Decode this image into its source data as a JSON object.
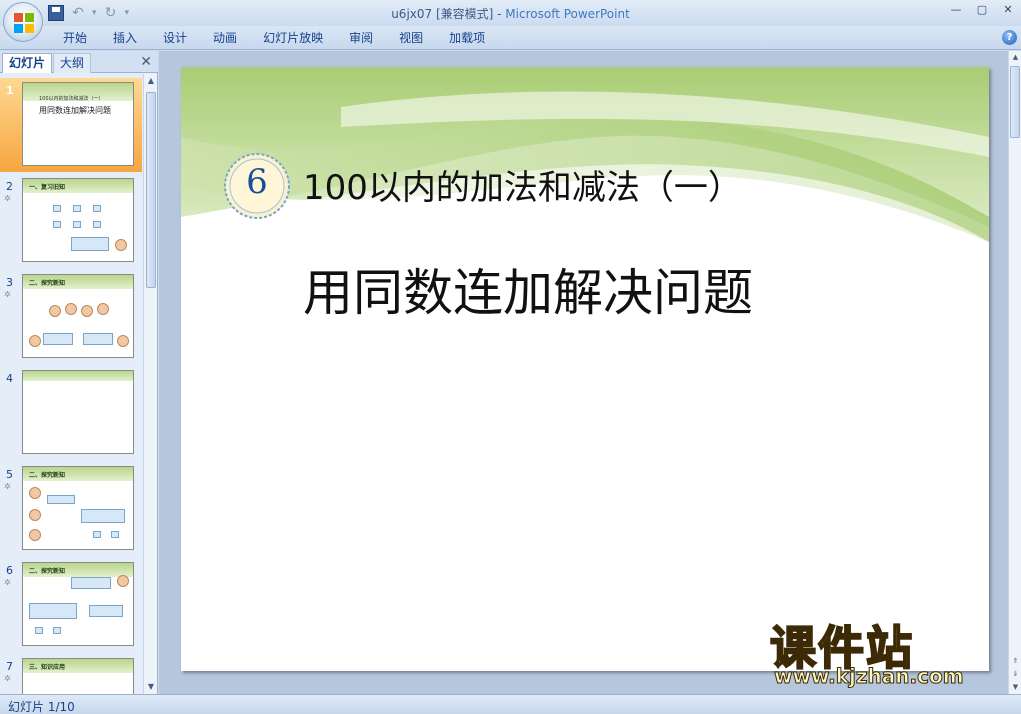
{
  "window": {
    "doc_name": "u6jx07 [兼容模式]",
    "separator": " - ",
    "app_name": "Microsoft PowerPoint"
  },
  "ribbon": {
    "tabs": [
      "开始",
      "插入",
      "设计",
      "动画",
      "幻灯片放映",
      "审阅",
      "视图",
      "加载项"
    ]
  },
  "side_panel": {
    "tabs": [
      "幻灯片",
      "大纲"
    ],
    "thumbnails": [
      {
        "num": "1",
        "title": "100以内的加法和减法（一）",
        "subtitle": "用同数连加解决问题"
      },
      {
        "num": "2",
        "title": "一、复习旧知"
      },
      {
        "num": "3",
        "title": "二、探究新知"
      },
      {
        "num": "4",
        "title": ""
      },
      {
        "num": "5",
        "title": "二、探究新知"
      },
      {
        "num": "6",
        "title": "二、探究新知"
      },
      {
        "num": "7",
        "title": "三、知识应用"
      }
    ]
  },
  "slide": {
    "badge_number": "6",
    "heading": "100以内的加法和减法（一）",
    "subtitle": "用同数连加解决问题",
    "colors": {
      "band": "#b7d58a",
      "badge_ring": "#6ea6d4",
      "badge_text": "#1a4e9c"
    }
  },
  "status": {
    "slide_indicator": "幻灯片 1/10"
  },
  "watermark": {
    "title": "课件站",
    "url": "www.kjzhan.com"
  }
}
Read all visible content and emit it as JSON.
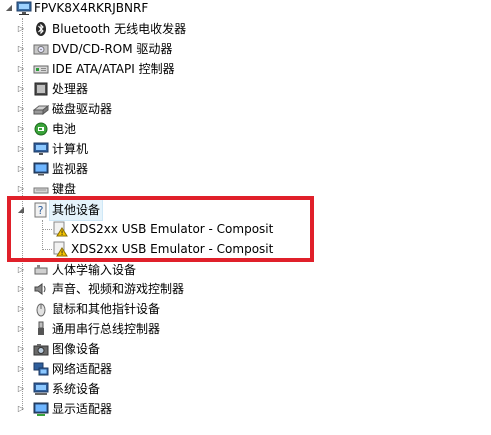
{
  "root": {
    "label": "FPVK8X4RKRJBNRF",
    "icon": "computer-root-icon"
  },
  "categories": [
    {
      "label": "Bluetooth 无线电收发器",
      "icon": "bluetooth-icon",
      "expanded": false
    },
    {
      "label": "DVD/CD-ROM 驱动器",
      "icon": "optical-drive-icon",
      "expanded": false
    },
    {
      "label": "IDE ATA/ATAPI 控制器",
      "icon": "ide-controller-icon",
      "expanded": false
    },
    {
      "label": "处理器",
      "icon": "processor-icon",
      "expanded": false
    },
    {
      "label": "磁盘驱动器",
      "icon": "disk-drive-icon",
      "expanded": false
    },
    {
      "label": "电池",
      "icon": "battery-icon",
      "expanded": false
    },
    {
      "label": "计算机",
      "icon": "computer-icon",
      "expanded": false
    },
    {
      "label": "监视器",
      "icon": "monitor-icon",
      "expanded": false
    },
    {
      "label": "键盘",
      "icon": "keyboard-icon",
      "expanded": false
    },
    {
      "label": "其他设备",
      "icon": "unknown-device-icon",
      "expanded": true,
      "selected": true
    },
    {
      "label": "人体学输入设备",
      "icon": "hid-icon",
      "expanded": false
    },
    {
      "label": "声音、视频和游戏控制器",
      "icon": "sound-icon",
      "expanded": false
    },
    {
      "label": "鼠标和其他指针设备",
      "icon": "mouse-icon",
      "expanded": false
    },
    {
      "label": "通用串行总线控制器",
      "icon": "usb-icon",
      "expanded": false
    },
    {
      "label": "图像设备",
      "icon": "camera-icon",
      "expanded": false
    },
    {
      "label": "网络适配器",
      "icon": "network-icon",
      "expanded": false
    },
    {
      "label": "系统设备",
      "icon": "system-device-icon",
      "expanded": false
    },
    {
      "label": "显示适配器",
      "icon": "display-adapter-icon",
      "expanded": false
    }
  ],
  "other_devices": [
    {
      "label": "XDS2xx USB Emulator - Composit",
      "icon": "warning-device-icon"
    },
    {
      "label": "XDS2xx USB Emulator - Composit",
      "icon": "warning-device-icon"
    }
  ],
  "colors": {
    "highlight_border": "#e0202a",
    "selection": "#e5f3fb",
    "warning": "#f5c400"
  }
}
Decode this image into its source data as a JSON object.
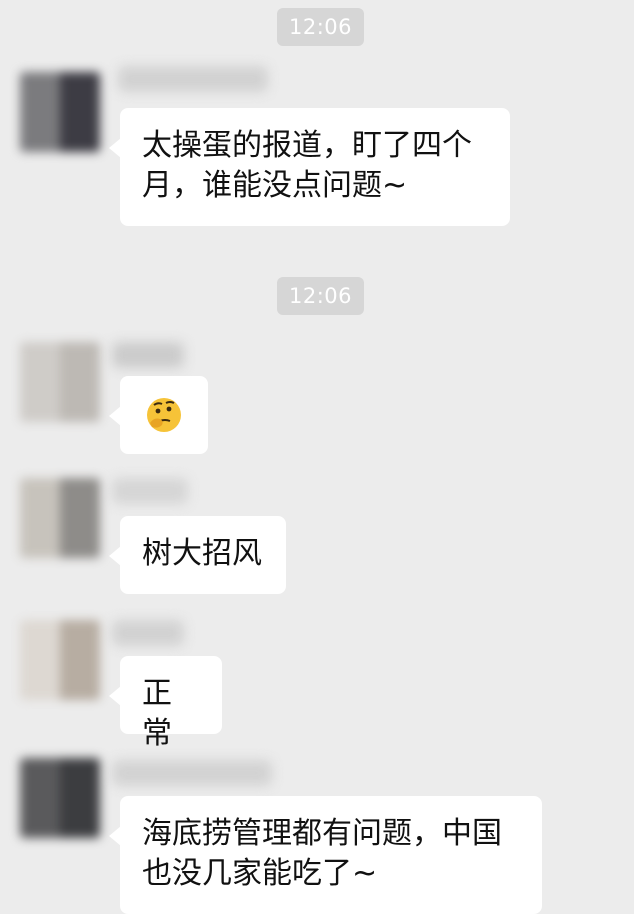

▬▬▬

Report how many lines of the listing above include the word "subtitle". Say nothing but the number.

_Exercise answer_
2